Listed records:
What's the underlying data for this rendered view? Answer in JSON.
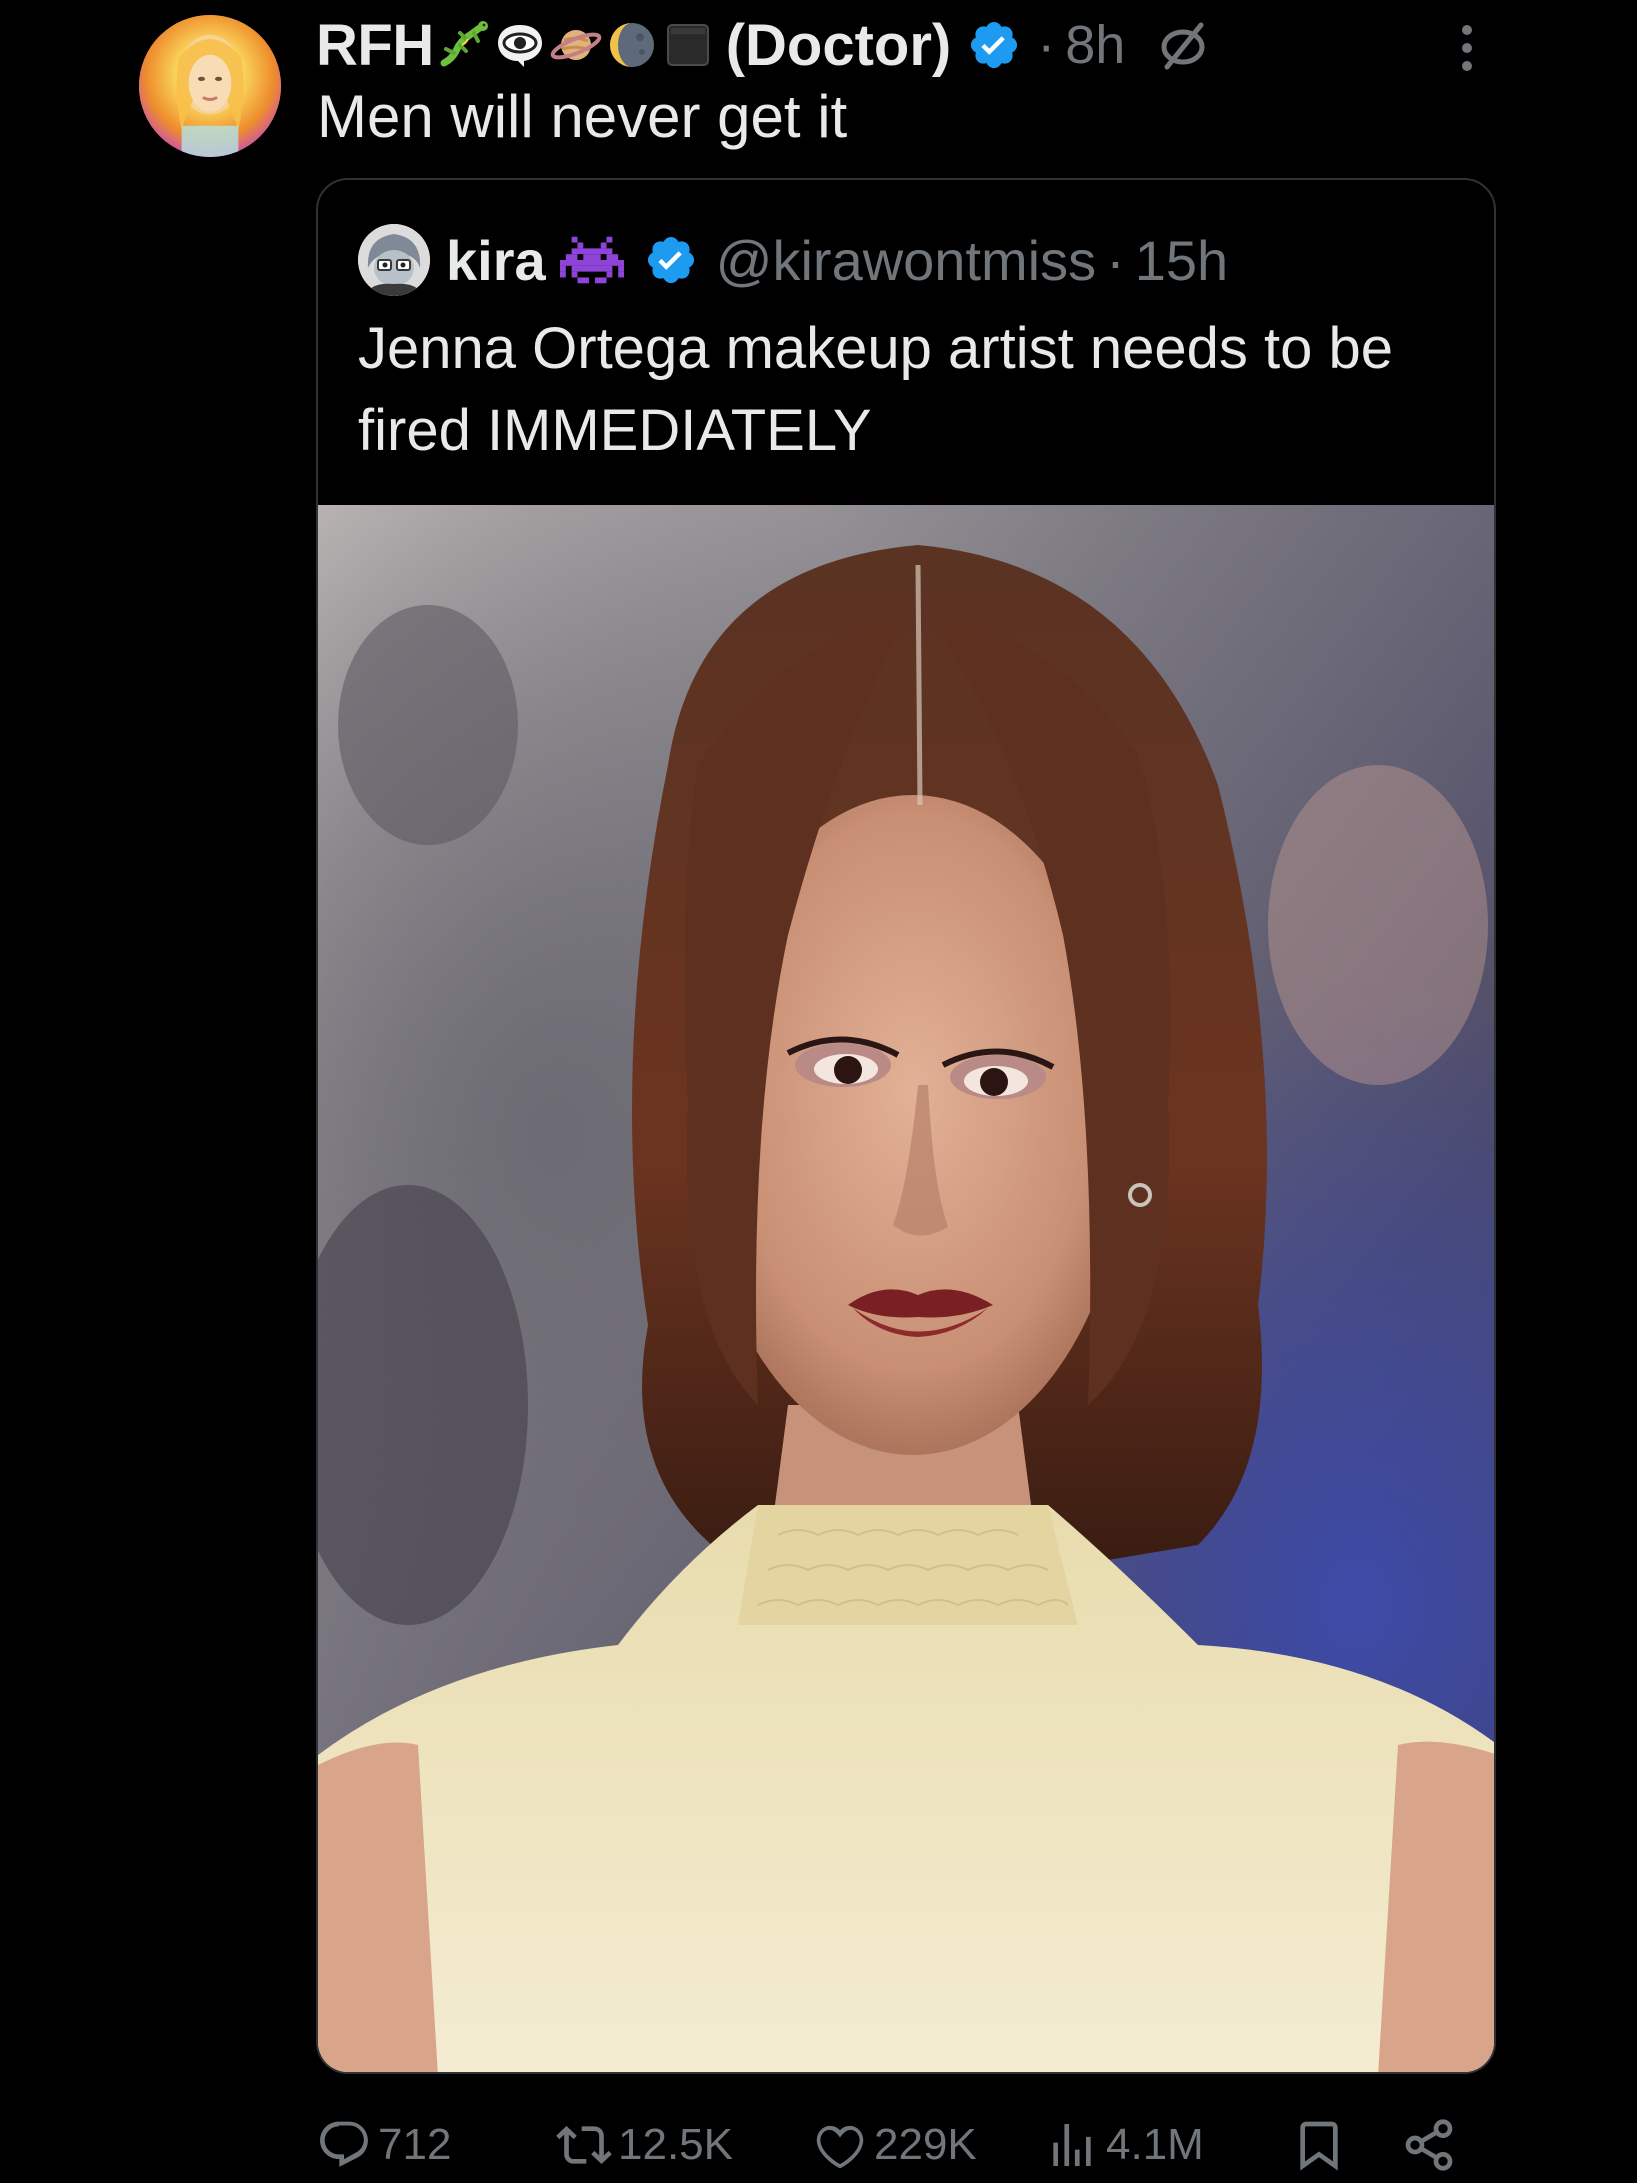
{
  "post": {
    "display_name": "RFH",
    "name_suffix": "(Doctor)",
    "separator": "·",
    "timestamp": "8h",
    "text": "Men will never get it",
    "icons": {
      "avatar": "profile-avatar",
      "emojis": [
        "lizard-emoji",
        "eye-in-speech-bubble-emoji",
        "ringed-planet-emoji",
        "moon-phase-emoji",
        "black-square-emoji"
      ],
      "verified": "verified-badge-icon",
      "extra": "null-set-icon",
      "more": "more-options-icon"
    }
  },
  "quote": {
    "name": "kira",
    "handle": "@kirawontmiss",
    "separator": "·",
    "timestamp": "15h",
    "text": "Jenna Ortega makeup artist needs to be fired IMMEDIATELY",
    "icons": {
      "avatar": "quote-avatar",
      "emoji": "space-invader-emoji",
      "verified": "verified-badge-icon"
    }
  },
  "actions": {
    "reply": "712",
    "retweet": "12.5K",
    "like": "229K",
    "views": "4.1M",
    "icons": [
      "reply-icon",
      "retweet-icon",
      "like-icon",
      "views-icon",
      "bookmark-icon",
      "share-icon"
    ]
  },
  "colors": {
    "background": "#000000",
    "primary_text": "#e7e9ea",
    "secondary_text": "#71767b",
    "verified_blue": "#1d9bf0",
    "border": "#2f3336"
  }
}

Aim of the task: Skipping the pictures, transcribe each line above exactly as it appears.

Result for this exercise:
What's the underlying data for this rendered view? Answer in JSON.
{
  "post": {
    "display_name": "RFH",
    "name_suffix": "(Doctor)",
    "separator": "·",
    "timestamp": "8h",
    "text": "Men will never get it",
    "icons": {
      "avatar": "profile-avatar",
      "emojis": [
        "lizard-emoji",
        "eye-in-speech-bubble-emoji",
        "ringed-planet-emoji",
        "moon-phase-emoji",
        "black-square-emoji"
      ],
      "verified": "verified-badge-icon",
      "extra": "null-set-icon",
      "more": "more-options-icon"
    }
  },
  "quote": {
    "name": "kira",
    "handle": "@kirawontmiss",
    "separator": "·",
    "timestamp": "15h",
    "text": "Jenna Ortega makeup artist needs to be fired IMMEDIATELY",
    "icons": {
      "avatar": "quote-avatar",
      "emoji": "space-invader-emoji",
      "verified": "verified-badge-icon"
    }
  },
  "actions": {
    "reply": "712",
    "retweet": "12.5K",
    "like": "229K",
    "views": "4.1M",
    "icons": [
      "reply-icon",
      "retweet-icon",
      "like-icon",
      "views-icon",
      "bookmark-icon",
      "share-icon"
    ]
  },
  "colors": {
    "background": "#000000",
    "primary_text": "#e7e9ea",
    "secondary_text": "#71767b",
    "verified_blue": "#1d9bf0",
    "border": "#2f3336"
  }
}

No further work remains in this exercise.